### Challenge
Can you restate the records below word for word?

● ● ● ● ●

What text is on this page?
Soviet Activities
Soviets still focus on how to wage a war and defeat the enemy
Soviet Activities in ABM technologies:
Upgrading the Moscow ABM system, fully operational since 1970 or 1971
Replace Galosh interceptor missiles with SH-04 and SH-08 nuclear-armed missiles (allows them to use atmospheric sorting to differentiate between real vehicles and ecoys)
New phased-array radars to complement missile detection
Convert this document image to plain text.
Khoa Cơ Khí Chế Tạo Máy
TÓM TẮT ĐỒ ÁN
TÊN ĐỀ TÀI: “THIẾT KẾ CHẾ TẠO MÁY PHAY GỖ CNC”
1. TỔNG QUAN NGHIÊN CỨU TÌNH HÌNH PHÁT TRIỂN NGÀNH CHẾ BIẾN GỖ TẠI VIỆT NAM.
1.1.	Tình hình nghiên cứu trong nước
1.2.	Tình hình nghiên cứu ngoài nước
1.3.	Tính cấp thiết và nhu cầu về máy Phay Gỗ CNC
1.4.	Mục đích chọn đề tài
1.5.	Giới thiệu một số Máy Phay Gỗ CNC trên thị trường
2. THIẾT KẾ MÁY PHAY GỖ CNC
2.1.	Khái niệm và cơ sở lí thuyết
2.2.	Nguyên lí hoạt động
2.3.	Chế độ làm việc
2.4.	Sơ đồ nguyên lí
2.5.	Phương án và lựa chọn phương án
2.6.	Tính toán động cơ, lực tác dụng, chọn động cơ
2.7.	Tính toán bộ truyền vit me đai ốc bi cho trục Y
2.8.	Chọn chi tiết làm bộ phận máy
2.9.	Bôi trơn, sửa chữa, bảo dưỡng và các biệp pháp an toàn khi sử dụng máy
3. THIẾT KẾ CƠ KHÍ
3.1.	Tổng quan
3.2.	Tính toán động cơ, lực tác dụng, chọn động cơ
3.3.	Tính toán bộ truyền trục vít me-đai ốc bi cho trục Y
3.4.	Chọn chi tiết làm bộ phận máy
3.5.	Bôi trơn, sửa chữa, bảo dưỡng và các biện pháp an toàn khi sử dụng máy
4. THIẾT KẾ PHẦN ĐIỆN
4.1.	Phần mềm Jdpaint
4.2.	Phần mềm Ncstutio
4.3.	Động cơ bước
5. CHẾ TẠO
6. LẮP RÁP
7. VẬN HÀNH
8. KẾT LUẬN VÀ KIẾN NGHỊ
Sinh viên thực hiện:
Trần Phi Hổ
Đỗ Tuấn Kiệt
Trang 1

● ● ● ● ●

### Final answer
What text is on this page?
Soviet Activities
Soviets still focus on how to wage a war and defeat the enemy
Soviet Activities in ABM technologies:
Upgrading the Moscow ABM system, fully operational since 1970 or 1971
Replace Galosh interceptor missiles with SH-04 and SH-08 nuclear-armed missiles (allows them to use atmospheric sorting to differentiate between real vehicles and ecoys)
New phased-array radars to complement missile detection
Convert this document image to plain text.
Khoa Cơ Khí Chế Tạo Máy
TÓM TẮT ĐỒ ÁN
TÊN ĐỀ TÀI: “THIẾT KẾ CHẾ TẠO MÁY PHAY GỖ CNC”
1. TỔNG QUAN NGHIÊN CỨU TÌNH HÌNH PHÁT TRIỂN NGÀNH CHẾ BIẾN GỖ TẠI VIỆT NAM.
1.1.	Tình hình nghiên cứu trong nước
1.2.	Tình hình nghiên cứu ngoài nước
1.3.	Tính cấp thiết và nhu cầu về máy Phay Gỗ CNC
1.4.	Mục đích chọn đề tài
1.5.	Giới thiệu một số Máy Phay Gỗ CNC trên thị trường
2. THIẾT KẾ MÁY PHAY GỖ CNC
2.1.	Khái niệm và cơ sở lí thuyết
2.2.	Nguyên lí hoạt động
2.3.	Chế độ làm việc
2.4.	Sơ đồ nguyên lí
2.5.	Phương án và lựa chọn phương án
2.6.	Tính toán động cơ, lực tác dụng, chọn động cơ
2.7.	Tính toán bộ truyền vit me đai ốc bi cho trục Y
2.8.	Chọn chi tiết làm bộ phận máy
2.9.	Bôi trơn, sửa chữa, bảo dưỡng và các biệp pháp an toàn khi sử dụng máy
3. THIẾT KẾ CƠ KHÍ
3.1.	Tổng quan
3.2.	Tính toán động cơ, lực tác dụng, chọn động cơ
3.3.	Tính toán bộ truyền trục vít me-đai ốc bi cho trục Y
3.4.	Chọn chi tiết làm bộ phận máy
3.5.	Bôi trơn, sửa chữa, bảo dưỡng và các biện pháp an toàn khi sử dụng máy
4. THIẾT KẾ PHẦN ĐIỆN
4.1.	Phần mềm Jdpaint
4.2.	Phần mềm Ncstutio
4.3.	Động cơ bước
5. CHẾ TẠO
6. LẮP RÁP
7. VẬN HÀNH
8. KẾT LUẬN VÀ KIẾN NGHỊ
Sinh viên thực hiện:
Trần Phi Hổ
Đỗ Tuấn Kiệt
Trang 1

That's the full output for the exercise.